Recorded data:
——

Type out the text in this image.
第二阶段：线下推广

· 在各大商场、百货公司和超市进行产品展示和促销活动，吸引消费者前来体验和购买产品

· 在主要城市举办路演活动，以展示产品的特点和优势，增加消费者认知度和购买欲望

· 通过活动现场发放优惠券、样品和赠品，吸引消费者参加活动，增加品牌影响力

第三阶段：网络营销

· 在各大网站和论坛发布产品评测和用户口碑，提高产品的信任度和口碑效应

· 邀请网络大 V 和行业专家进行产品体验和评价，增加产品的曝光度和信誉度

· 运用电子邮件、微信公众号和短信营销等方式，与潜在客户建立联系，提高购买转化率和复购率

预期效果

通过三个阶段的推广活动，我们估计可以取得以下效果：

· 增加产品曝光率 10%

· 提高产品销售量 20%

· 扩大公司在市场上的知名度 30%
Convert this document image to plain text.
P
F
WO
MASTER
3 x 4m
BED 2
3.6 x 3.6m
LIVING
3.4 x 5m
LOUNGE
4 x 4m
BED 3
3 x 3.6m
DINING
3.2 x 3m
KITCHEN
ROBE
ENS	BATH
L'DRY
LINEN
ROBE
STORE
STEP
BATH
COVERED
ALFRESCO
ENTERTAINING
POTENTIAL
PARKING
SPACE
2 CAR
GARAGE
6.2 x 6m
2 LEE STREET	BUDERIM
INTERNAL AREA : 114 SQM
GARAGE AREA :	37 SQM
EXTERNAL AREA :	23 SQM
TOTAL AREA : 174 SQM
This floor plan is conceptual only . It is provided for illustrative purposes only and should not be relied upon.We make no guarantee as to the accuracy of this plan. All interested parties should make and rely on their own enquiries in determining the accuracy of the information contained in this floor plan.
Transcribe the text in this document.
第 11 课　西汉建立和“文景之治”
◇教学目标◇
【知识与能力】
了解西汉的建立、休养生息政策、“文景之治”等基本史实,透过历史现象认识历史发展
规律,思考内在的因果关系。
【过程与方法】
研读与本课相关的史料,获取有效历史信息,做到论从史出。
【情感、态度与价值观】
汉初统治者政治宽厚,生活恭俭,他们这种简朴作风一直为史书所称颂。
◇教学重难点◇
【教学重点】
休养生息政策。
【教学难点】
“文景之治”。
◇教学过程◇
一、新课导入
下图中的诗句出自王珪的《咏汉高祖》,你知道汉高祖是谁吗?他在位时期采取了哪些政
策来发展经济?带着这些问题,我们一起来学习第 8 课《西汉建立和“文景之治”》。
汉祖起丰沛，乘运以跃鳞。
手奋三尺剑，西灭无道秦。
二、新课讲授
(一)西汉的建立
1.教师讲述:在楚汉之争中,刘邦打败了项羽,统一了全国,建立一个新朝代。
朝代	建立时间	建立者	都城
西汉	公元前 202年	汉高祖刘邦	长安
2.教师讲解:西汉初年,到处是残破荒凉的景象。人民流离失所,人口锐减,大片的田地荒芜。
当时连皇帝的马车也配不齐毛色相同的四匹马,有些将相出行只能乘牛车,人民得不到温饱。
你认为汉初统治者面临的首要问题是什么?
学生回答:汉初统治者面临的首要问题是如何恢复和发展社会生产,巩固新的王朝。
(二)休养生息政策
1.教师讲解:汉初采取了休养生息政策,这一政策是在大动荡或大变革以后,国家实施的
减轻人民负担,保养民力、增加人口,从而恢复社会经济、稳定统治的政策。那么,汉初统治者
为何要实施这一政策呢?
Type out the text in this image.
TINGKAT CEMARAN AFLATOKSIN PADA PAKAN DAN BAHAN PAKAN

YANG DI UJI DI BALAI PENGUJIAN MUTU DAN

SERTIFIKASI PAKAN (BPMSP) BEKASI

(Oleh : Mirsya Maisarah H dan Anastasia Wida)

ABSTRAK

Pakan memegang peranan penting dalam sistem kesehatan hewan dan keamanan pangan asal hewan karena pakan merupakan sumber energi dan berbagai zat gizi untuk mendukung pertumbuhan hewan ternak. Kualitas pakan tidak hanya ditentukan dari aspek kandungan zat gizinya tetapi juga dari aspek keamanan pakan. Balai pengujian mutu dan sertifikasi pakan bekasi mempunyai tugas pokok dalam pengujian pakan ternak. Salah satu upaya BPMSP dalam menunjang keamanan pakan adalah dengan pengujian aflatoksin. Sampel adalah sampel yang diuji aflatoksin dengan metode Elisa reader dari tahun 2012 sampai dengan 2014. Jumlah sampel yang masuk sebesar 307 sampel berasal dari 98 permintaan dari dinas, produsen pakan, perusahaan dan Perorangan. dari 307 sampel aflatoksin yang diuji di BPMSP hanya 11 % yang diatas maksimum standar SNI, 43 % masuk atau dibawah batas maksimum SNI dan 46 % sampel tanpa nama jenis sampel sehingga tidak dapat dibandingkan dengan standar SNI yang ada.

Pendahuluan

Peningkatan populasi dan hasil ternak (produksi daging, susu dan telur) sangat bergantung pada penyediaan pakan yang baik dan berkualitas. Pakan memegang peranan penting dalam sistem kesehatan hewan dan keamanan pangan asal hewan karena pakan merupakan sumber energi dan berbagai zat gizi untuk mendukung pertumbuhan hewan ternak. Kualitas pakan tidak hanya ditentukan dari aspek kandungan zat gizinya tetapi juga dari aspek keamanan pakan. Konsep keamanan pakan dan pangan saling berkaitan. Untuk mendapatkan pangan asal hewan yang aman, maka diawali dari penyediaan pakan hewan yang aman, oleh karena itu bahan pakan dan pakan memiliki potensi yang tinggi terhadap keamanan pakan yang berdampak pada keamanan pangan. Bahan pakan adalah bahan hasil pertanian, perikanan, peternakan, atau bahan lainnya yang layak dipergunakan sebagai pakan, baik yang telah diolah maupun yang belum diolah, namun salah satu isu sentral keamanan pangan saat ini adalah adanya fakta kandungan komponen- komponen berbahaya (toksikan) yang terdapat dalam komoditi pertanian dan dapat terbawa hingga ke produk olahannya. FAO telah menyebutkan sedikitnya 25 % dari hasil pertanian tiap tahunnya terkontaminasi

——

→ **WHAT YOU ARE ASKED TO DO**
Print the listing above in its entirety, with every line exact.

→ **SOLVED PROBLEM**
Type out the text in this image.
第二阶段：线下推广

· 在各大商场、百货公司和超市进行产品展示和促销活动，吸引消费者前来体验和购买产品

· 在主要城市举办路演活动，以展示产品的特点和优势，增加消费者认知度和购买欲望

· 通过活动现场发放优惠券、样品和赠品，吸引消费者参加活动，增加品牌影响力

第三阶段：网络营销

· 在各大网站和论坛发布产品评测和用户口碑，提高产品的信任度和口碑效应

· 邀请网络大 V 和行业专家进行产品体验和评价，增加产品的曝光度和信誉度

· 运用电子邮件、微信公众号和短信营销等方式，与潜在客户建立联系，提高购买转化率和复购率

预期效果

通过三个阶段的推广活动，我们估计可以取得以下效果：

· 增加产品曝光率 10%

· 提高产品销售量 20%

· 扩大公司在市场上的知名度 30%
Convert this document image to plain text.
P
F
WO
MASTER
3 x 4m
BED 2
3.6 x 3.6m
LIVING
3.4 x 5m
LOUNGE
4 x 4m
BED 3
3 x 3.6m
DINING
3.2 x 3m
KITCHEN
ROBE
ENS	BATH
L'DRY
LINEN
ROBE
STORE
STEP
BATH
COVERED
ALFRESCO
ENTERTAINING
POTENTIAL
PARKING
SPACE
2 CAR
GARAGE
6.2 x 6m
2 LEE STREET	BUDERIM
INTERNAL AREA : 114 SQM
GARAGE AREA :	37 SQM
EXTERNAL AREA :	23 SQM
TOTAL AREA : 174 SQM
This floor plan is conceptual only . It is provided for illustrative purposes only and should not be relied upon.We make no guarantee as to the accuracy of this plan. All interested parties should make and rely on their own enquiries in determining the accuracy of the information contained in this floor plan.
Transcribe the text in this document.
第 11 课　西汉建立和“文景之治”
◇教学目标◇
【知识与能力】
了解西汉的建立、休养生息政策、“文景之治”等基本史实,透过历史现象认识历史发展
规律,思考内在的因果关系。
【过程与方法】
研读与本课相关的史料,获取有效历史信息,做到论从史出。
【情感、态度与价值观】
汉初统治者政治宽厚,生活恭俭,他们这种简朴作风一直为史书所称颂。
◇教学重难点◇
【教学重点】
休养生息政策。
【教学难点】
“文景之治”。
◇教学过程◇
一、新课导入
下图中的诗句出自王珪的《咏汉高祖》,你知道汉高祖是谁吗?他在位时期采取了哪些政
策来发展经济?带着这些问题,我们一起来学习第 8 课《西汉建立和“文景之治”》。
汉祖起丰沛，乘运以跃鳞。
手奋三尺剑，西灭无道秦。
二、新课讲授
(一)西汉的建立
1.教师讲述:在楚汉之争中,刘邦打败了项羽,统一了全国,建立一个新朝代。
朝代	建立时间	建立者	都城
西汉	公元前 202年	汉高祖刘邦	长安
2.教师讲解:西汉初年,到处是残破荒凉的景象。人民流离失所,人口锐减,大片的田地荒芜。
当时连皇帝的马车也配不齐毛色相同的四匹马,有些将相出行只能乘牛车,人民得不到温饱。
你认为汉初统治者面临的首要问题是什么?
学生回答:汉初统治者面临的首要问题是如何恢复和发展社会生产,巩固新的王朝。
(二)休养生息政策
1.教师讲解:汉初采取了休养生息政策,这一政策是在大动荡或大变革以后,国家实施的
减轻人民负担,保养民力、增加人口,从而恢复社会经济、稳定统治的政策。那么,汉初统治者
为何要实施这一政策呢?
Type out the text in this image.
TINGKAT CEMARAN AFLATOKSIN PADA PAKAN DAN BAHAN PAKAN

YANG DI UJI DI BALAI PENGUJIAN MUTU DAN

SERTIFIKASI PAKAN (BPMSP) BEKASI

(Oleh : Mirsya Maisarah H dan Anastasia Wida)

ABSTRAK

Pakan memegang peranan penting dalam sistem kesehatan hewan dan keamanan pangan asal hewan karena pakan merupakan sumber energi dan berbagai zat gizi untuk mendukung pertumbuhan hewan ternak. Kualitas pakan tidak hanya ditentukan dari aspek kandungan zat gizinya tetapi juga dari aspek keamanan pakan. Balai pengujian mutu dan sertifikasi pakan bekasi mempunyai tugas pokok dalam pengujian pakan ternak. Salah satu upaya BPMSP dalam menunjang keamanan pakan adalah dengan pengujian aflatoksin. Sampel adalah sampel yang diuji aflatoksin dengan metode Elisa reader dari tahun 2012 sampai dengan 2014. Jumlah sampel yang masuk sebesar 307 sampel berasal dari 98 permintaan dari dinas, produsen pakan, perusahaan dan Perorangan. dari 307 sampel aflatoksin yang diuji di BPMSP hanya 11 % yang diatas maksimum standar SNI, 43 % masuk atau dibawah batas maksimum SNI dan 46 % sampel tanpa nama jenis sampel sehingga tidak dapat dibandingkan dengan standar SNI yang ada.

Pendahuluan

Peningkatan populasi dan hasil ternak (produksi daging, susu dan telur) sangat bergantung pada penyediaan pakan yang baik dan berkualitas. Pakan memegang peranan penting dalam sistem kesehatan hewan dan keamanan pangan asal hewan karena pakan merupakan sumber energi dan berbagai zat gizi untuk mendukung pertumbuhan hewan ternak. Kualitas pakan tidak hanya ditentukan dari aspek kandungan zat gizinya tetapi juga dari aspek keamanan pakan. Konsep keamanan pakan dan pangan saling berkaitan. Untuk mendapatkan pangan asal hewan yang aman, maka diawali dari penyediaan pakan hewan yang aman, oleh karena itu bahan pakan dan pakan memiliki potensi yang tinggi terhadap keamanan pakan yang berdampak pada keamanan pangan. Bahan pakan adalah bahan hasil pertanian, perikanan, peternakan, atau bahan lainnya yang layak dipergunakan sebagai pakan, baik yang telah diolah maupun yang belum diolah, namun salah satu isu sentral keamanan pangan saat ini adalah adanya fakta kandungan komponen- komponen berbahaya (toksikan) yang terdapat dalam komoditi pertanian dan dapat terbawa hingga ke produk olahannya. FAO telah menyebutkan sedikitnya 25 % dari hasil pertanian tiap tahunnya terkontaminasi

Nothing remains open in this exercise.